The task -
Return all of the data exactly as written, without the pictures.

Record excerpts -
↓↓↓
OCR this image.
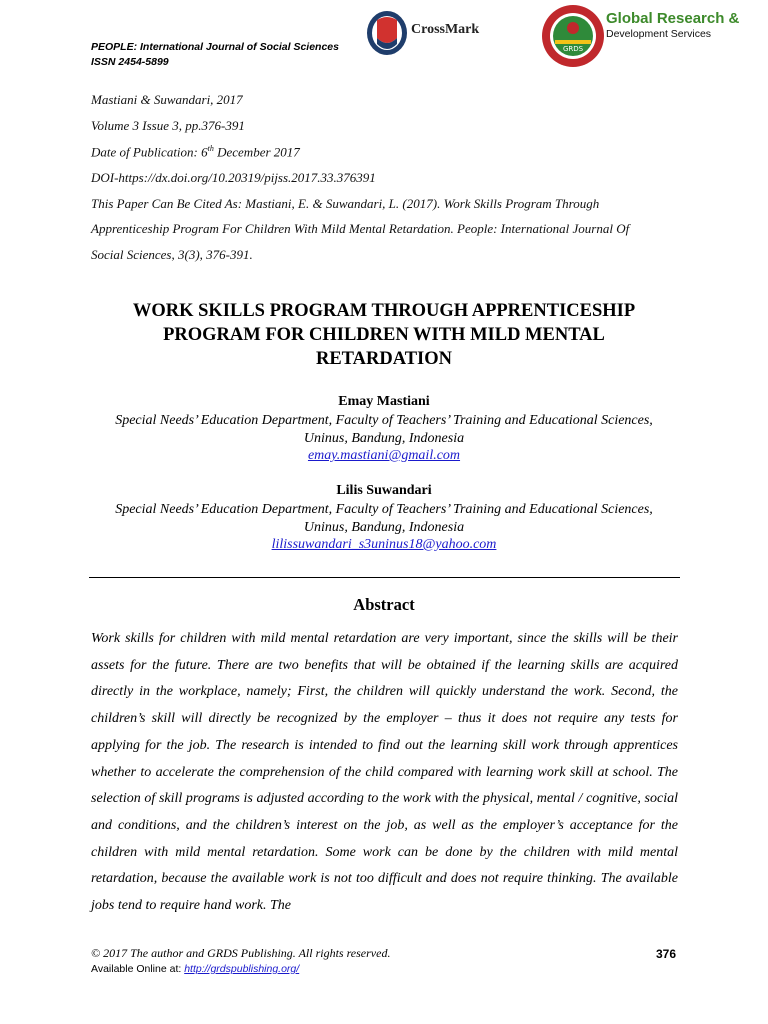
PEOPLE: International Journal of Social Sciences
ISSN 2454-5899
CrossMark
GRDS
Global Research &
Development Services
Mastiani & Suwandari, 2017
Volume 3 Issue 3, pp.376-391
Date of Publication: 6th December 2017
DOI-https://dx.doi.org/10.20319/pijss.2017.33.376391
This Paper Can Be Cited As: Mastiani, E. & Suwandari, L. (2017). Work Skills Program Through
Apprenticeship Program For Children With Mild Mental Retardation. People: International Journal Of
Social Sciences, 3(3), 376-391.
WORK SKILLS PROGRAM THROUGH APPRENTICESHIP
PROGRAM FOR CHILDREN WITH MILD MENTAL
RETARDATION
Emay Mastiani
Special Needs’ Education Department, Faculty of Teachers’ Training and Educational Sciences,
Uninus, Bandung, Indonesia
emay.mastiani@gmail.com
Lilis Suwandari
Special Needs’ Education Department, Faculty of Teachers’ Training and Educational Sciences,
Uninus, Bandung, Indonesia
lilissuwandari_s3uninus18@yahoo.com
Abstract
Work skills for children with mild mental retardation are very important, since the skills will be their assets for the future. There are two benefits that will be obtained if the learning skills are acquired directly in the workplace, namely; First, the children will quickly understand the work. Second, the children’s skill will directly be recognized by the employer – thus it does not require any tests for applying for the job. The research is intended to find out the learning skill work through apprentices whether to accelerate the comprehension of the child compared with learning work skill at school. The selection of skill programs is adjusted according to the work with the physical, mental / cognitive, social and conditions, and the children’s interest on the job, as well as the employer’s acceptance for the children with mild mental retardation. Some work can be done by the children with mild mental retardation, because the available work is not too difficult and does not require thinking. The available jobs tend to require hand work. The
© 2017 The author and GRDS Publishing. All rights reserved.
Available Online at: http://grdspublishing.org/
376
↑↑↑
Right answer -
OCR this image.
PEOPLE: International Journal of Social Sciences
ISSN 2454-5899
CrossMark
GRDS
Global Research &
Development Services
Mastiani & Suwandari, 2017
Volume 3 Issue 3, pp.376-391
Date of Publication: 6th December 2017
DOI-https://dx.doi.org/10.20319/pijss.2017.33.376391
This Paper Can Be Cited As: Mastiani, E. & Suwandari, L. (2017). Work Skills Program Through
Apprenticeship Program For Children With Mild Mental Retardation. People: International Journal Of
Social Sciences, 3(3), 376-391.
WORK SKILLS PROGRAM THROUGH APPRENTICESHIP
PROGRAM FOR CHILDREN WITH MILD MENTAL
RETARDATION
Emay Mastiani
Special Needs’ Education Department, Faculty of Teachers’ Training and Educational Sciences,
Uninus, Bandung, Indonesia
emay.mastiani@gmail.com
Lilis Suwandari
Special Needs’ Education Department, Faculty of Teachers’ Training and Educational Sciences,
Uninus, Bandung, Indonesia
lilissuwandari_s3uninus18@yahoo.com
Abstract
Work skills for children with mild mental retardation are very important, since the skills will be their assets for the future. There are two benefits that will be obtained if the learning skills are acquired directly in the workplace, namely; First, the children will quickly understand the work. Second, the children’s skill will directly be recognized by the employer – thus it does not require any tests for applying for the job. The research is intended to find out the learning skill work through apprentices whether to accelerate the comprehension of the child compared with learning work skill at school. The selection of skill programs is adjusted according to the work with the physical, mental / cognitive, social and conditions, and the children’s interest on the job, as well as the employer’s acceptance for the children with mild mental retardation. Some work can be done by the children with mild mental retardation, because the available work is not too difficult and does not require thinking. The available jobs tend to require hand work. The
© 2017 The author and GRDS Publishing. All rights reserved.
Available Online at: http://grdspublishing.org/
376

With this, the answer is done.